# [WHAT TO DO]
Provide an exact reproduction of every entry.

-------- INFORMATION SUPPLIED

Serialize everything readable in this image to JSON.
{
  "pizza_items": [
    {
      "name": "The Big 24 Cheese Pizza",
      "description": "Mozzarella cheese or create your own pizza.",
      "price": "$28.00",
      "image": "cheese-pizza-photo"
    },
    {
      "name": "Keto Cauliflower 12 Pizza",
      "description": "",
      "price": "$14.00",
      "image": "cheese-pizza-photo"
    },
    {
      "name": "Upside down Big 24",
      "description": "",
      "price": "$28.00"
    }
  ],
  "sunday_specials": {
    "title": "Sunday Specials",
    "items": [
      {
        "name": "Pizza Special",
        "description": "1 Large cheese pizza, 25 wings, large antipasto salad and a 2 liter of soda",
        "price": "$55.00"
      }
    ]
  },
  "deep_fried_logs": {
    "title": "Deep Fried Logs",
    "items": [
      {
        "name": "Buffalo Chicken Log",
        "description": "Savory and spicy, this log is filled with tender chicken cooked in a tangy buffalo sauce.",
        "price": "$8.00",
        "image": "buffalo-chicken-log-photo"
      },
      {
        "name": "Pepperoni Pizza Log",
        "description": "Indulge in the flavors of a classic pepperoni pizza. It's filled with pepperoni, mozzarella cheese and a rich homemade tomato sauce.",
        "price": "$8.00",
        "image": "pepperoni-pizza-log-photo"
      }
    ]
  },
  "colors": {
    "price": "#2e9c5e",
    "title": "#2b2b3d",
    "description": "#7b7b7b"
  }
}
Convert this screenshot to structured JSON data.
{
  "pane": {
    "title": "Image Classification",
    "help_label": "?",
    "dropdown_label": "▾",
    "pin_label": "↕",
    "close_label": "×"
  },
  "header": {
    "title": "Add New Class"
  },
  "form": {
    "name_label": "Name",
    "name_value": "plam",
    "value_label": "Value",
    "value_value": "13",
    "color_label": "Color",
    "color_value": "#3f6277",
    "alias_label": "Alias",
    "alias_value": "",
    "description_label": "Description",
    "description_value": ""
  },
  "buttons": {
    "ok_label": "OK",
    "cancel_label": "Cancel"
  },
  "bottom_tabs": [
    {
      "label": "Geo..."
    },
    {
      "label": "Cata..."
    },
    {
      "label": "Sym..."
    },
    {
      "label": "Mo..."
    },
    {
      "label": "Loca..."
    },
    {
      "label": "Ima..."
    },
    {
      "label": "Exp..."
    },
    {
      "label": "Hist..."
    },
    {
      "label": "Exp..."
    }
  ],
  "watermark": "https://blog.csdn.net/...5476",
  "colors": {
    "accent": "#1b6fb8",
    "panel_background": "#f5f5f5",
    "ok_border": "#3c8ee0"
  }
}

----------------

# [RESPONSE FOR THIS EXERCISE]
Serialize everything readable in this image to JSON.
{
  "pizza_items": [
    {
      "name": "The Big 24 Cheese Pizza",
      "description": "Mozzarella cheese or create your own pizza.",
      "price": "$28.00",
      "image": "cheese-pizza-photo"
    },
    {
      "name": "Keto Cauliflower 12 Pizza",
      "description": "",
      "price": "$14.00",
      "image": "cheese-pizza-photo"
    },
    {
      "name": "Upside down Big 24",
      "description": "",
      "price": "$28.00"
    }
  ],
  "sunday_specials": {
    "title": "Sunday Specials",
    "items": [
      {
        "name": "Pizza Special",
        "description": "1 Large cheese pizza, 25 wings, large antipasto salad and a 2 liter of soda",
        "price": "$55.00"
      }
    ]
  },
  "deep_fried_logs": {
    "title": "Deep Fried Logs",
    "items": [
      {
        "name": "Buffalo Chicken Log",
        "description": "Savory and spicy, this log is filled with tender chicken cooked in a tangy buffalo sauce.",
        "price": "$8.00",
        "image": "buffalo-chicken-log-photo"
      },
      {
        "name": "Pepperoni Pizza Log",
        "description": "Indulge in the flavors of a classic pepperoni pizza. It's filled with pepperoni, mozzarella cheese and a rich homemade tomato sauce.",
        "price": "$8.00",
        "image": "pepperoni-pizza-log-photo"
      }
    ]
  },
  "colors": {
    "price": "#2e9c5e",
    "title": "#2b2b3d",
    "description": "#7b7b7b"
  }
}
Convert this screenshot to structured JSON data.
{
  "pane": {
    "title": "Image Classification",
    "help_label": "?",
    "dropdown_label": "▾",
    "pin_label": "↕",
    "close_label": "×"
  },
  "header": {
    "title": "Add New Class"
  },
  "form": {
    "name_label": "Name",
    "name_value": "plam",
    "value_label": "Value",
    "value_value": "13",
    "color_label": "Color",
    "color_value": "#3f6277",
    "alias_label": "Alias",
    "alias_value": "",
    "description_label": "Description",
    "description_value": ""
  },
  "buttons": {
    "ok_label": "OK",
    "cancel_label": "Cancel"
  },
  "bottom_tabs": [
    {
      "label": "Geo..."
    },
    {
      "label": "Cata..."
    },
    {
      "label": "Sym..."
    },
    {
      "label": "Mo..."
    },
    {
      "label": "Loca..."
    },
    {
      "label": "Ima..."
    },
    {
      "label": "Exp..."
    },
    {
      "label": "Hist..."
    },
    {
      "label": "Exp..."
    }
  ],
  "watermark": "https://blog.csdn.net/...5476",
  "colors": {
    "accent": "#1b6fb8",
    "panel_background": "#f5f5f5",
    "ok_border": "#3c8ee0"
  }
}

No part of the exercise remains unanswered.